### REQUIREMENT:
Using the data beneath, show every line that includes the word "одної".

### SUPPLIED ENTRIES:
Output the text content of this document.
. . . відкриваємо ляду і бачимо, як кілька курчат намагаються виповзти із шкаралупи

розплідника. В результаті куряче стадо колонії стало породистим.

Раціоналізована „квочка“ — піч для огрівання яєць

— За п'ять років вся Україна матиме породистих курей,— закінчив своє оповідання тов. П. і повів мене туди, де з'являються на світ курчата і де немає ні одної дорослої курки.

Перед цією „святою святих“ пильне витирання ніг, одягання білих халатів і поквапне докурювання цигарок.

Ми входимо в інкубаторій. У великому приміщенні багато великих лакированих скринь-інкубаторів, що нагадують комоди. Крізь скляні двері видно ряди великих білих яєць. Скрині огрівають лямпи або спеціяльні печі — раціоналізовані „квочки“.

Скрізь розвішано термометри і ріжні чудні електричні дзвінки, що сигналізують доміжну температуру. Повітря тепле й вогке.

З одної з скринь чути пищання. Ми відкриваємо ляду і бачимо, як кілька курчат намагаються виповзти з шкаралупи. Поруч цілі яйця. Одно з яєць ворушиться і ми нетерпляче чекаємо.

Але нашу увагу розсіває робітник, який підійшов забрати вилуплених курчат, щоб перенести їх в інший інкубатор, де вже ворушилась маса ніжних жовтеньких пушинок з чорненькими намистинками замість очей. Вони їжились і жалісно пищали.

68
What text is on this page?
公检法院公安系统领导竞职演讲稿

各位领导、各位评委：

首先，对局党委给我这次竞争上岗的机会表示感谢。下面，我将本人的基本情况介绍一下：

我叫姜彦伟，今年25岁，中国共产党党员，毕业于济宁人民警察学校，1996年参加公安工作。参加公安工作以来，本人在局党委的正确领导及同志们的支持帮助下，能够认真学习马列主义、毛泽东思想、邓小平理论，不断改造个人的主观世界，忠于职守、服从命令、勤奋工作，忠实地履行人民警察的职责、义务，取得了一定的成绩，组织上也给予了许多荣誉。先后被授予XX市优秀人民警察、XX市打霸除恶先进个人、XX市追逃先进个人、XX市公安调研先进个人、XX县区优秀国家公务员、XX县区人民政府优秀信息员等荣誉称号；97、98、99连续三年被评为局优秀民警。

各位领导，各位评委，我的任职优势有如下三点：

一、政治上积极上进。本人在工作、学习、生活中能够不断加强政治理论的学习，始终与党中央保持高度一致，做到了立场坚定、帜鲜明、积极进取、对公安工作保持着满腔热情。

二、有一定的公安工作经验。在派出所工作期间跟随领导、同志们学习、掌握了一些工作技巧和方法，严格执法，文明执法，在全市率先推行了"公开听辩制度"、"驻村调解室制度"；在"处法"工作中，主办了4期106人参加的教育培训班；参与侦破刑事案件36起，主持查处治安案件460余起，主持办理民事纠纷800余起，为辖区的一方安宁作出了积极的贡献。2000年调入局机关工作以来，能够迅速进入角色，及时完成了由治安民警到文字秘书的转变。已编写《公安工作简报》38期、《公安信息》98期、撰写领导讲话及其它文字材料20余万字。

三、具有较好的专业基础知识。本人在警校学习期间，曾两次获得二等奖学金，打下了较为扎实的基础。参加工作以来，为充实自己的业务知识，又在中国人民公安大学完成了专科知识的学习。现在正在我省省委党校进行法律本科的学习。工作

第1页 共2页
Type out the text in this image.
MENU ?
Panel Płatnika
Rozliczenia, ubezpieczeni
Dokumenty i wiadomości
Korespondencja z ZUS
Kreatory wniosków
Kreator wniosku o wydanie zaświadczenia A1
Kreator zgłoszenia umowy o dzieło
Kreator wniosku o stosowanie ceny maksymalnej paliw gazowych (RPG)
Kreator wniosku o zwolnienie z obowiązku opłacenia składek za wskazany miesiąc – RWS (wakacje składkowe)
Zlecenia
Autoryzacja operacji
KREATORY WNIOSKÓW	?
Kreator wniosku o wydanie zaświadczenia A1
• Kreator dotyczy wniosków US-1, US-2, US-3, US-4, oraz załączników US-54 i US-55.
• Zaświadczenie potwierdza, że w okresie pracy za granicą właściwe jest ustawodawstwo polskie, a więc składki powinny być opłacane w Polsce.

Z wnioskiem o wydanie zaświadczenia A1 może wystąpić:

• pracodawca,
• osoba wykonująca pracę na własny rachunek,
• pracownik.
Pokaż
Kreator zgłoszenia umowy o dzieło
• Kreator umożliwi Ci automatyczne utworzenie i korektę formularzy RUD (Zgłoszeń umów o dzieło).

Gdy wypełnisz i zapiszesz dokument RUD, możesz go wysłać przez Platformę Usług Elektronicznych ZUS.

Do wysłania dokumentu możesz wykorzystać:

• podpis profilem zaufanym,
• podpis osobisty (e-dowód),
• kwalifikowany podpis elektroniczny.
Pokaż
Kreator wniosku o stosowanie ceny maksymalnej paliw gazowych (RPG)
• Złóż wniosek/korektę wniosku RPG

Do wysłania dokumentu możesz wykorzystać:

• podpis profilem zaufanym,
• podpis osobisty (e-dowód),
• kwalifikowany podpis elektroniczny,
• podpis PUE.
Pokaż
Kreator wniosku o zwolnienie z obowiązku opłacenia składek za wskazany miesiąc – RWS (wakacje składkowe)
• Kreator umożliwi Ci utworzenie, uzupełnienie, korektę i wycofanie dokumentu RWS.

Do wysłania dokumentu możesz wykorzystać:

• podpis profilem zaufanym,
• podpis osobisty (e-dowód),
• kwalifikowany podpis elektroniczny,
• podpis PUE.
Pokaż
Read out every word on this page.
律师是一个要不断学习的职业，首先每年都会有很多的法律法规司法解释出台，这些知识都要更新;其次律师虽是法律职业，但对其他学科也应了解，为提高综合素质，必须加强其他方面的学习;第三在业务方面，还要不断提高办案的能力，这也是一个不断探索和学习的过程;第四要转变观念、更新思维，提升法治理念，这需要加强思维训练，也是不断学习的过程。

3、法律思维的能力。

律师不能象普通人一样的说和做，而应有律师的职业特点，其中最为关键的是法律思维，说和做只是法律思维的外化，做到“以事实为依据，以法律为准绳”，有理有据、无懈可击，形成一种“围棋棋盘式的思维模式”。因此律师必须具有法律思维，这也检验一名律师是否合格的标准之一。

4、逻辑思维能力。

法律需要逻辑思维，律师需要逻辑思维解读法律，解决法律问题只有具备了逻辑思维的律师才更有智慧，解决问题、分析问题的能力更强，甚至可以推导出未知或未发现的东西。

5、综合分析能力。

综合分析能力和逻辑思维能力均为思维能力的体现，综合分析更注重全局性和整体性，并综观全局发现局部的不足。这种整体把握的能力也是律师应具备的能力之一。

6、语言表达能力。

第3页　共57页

### ANSWER TO THE EXERCISE:
— За п'ять років вся Україна матиме породистих курей,— закінчив своє оповідання тов. П. і повів мене туди, де з'являються на світ курчата і де немає ні одної дорослої курки.
З одної з скринь чути пищання. Ми відкриваємо ляду і бачимо, як кілька курчат намагаються виповзти з шкаралупи. Поруч цілі яйця. Одно з яєць ворушиться і ми нетерпляче чекаємо.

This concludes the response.